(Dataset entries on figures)
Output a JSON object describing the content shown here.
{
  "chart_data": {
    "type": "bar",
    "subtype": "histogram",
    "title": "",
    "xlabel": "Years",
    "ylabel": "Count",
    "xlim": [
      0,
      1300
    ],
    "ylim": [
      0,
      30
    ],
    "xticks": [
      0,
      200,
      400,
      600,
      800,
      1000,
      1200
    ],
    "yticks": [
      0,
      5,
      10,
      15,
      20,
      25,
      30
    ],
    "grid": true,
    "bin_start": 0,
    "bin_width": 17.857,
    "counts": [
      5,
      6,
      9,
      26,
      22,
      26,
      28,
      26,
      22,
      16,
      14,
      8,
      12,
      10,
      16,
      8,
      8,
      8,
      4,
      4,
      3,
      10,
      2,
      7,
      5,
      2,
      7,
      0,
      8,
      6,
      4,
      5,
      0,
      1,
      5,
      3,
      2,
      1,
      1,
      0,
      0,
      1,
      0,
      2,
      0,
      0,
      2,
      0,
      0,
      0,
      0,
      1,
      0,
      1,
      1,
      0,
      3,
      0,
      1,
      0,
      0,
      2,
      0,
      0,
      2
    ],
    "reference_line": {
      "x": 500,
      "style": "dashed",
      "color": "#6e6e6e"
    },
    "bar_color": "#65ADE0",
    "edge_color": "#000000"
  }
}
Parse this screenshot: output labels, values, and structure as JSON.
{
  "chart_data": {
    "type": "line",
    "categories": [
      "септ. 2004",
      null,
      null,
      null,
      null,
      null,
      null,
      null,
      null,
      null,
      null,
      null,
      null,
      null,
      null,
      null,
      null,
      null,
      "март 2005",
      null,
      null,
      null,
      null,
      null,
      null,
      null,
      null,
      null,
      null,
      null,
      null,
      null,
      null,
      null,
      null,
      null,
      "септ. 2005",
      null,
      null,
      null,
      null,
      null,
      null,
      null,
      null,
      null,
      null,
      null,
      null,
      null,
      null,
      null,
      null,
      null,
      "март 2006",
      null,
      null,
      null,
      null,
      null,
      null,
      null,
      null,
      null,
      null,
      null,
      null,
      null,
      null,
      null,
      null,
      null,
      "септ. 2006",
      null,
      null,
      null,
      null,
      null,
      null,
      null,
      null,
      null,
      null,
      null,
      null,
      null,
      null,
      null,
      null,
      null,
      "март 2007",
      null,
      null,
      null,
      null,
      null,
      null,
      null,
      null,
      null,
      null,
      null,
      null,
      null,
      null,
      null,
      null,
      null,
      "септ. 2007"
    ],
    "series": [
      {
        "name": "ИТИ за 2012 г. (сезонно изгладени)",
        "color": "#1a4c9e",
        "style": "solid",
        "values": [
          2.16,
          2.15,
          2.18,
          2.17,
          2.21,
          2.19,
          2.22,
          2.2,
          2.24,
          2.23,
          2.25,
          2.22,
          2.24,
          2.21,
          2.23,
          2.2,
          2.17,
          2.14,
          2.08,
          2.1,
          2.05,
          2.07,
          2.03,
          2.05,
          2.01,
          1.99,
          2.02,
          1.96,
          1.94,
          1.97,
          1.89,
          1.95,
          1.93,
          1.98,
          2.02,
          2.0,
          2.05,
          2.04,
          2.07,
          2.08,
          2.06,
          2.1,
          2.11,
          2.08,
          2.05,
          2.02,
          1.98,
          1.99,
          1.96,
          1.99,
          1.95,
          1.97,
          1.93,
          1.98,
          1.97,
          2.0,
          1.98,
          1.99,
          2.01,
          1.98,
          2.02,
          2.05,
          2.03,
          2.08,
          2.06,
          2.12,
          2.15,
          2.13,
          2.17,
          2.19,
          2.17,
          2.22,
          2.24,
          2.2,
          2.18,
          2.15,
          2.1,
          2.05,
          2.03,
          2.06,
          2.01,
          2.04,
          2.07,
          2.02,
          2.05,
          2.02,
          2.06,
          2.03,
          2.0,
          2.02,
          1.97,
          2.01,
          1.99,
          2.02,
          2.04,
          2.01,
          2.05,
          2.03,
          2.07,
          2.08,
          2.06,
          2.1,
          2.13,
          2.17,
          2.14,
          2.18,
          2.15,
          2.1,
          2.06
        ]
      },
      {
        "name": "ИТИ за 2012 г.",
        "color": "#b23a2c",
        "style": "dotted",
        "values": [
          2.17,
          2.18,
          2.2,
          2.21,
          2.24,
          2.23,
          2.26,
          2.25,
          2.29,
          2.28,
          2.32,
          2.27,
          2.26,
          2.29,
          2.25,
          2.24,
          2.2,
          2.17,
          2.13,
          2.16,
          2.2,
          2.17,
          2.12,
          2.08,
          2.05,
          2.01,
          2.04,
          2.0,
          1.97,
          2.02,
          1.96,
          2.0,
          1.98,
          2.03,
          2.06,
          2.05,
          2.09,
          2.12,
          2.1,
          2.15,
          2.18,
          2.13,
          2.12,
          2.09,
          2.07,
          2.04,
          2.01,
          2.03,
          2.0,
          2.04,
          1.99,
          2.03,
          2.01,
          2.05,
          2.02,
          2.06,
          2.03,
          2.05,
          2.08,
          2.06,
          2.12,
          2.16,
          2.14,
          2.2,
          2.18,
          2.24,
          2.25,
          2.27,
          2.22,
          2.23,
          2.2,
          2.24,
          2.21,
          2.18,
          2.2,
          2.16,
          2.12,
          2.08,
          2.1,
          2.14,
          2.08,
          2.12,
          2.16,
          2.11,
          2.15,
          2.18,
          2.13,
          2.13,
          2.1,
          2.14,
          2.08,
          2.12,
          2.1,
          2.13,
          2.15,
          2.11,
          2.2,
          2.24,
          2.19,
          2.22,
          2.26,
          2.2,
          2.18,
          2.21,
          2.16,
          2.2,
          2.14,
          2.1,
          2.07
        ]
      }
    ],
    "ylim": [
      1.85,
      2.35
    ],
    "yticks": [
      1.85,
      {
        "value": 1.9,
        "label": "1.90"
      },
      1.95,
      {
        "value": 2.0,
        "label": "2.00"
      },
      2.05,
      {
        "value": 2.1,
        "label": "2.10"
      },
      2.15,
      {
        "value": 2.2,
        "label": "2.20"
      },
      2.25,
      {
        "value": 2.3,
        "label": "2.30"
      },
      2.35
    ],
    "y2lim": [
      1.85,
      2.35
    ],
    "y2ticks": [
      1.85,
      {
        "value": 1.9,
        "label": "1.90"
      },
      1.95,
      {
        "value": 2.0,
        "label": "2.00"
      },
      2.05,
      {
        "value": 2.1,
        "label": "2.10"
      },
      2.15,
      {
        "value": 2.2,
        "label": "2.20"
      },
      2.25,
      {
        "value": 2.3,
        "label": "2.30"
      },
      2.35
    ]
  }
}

= Short exercise =
Report the number of lines in the entries above that include the string "style". Give nothing but the number.

= Exercise result =
3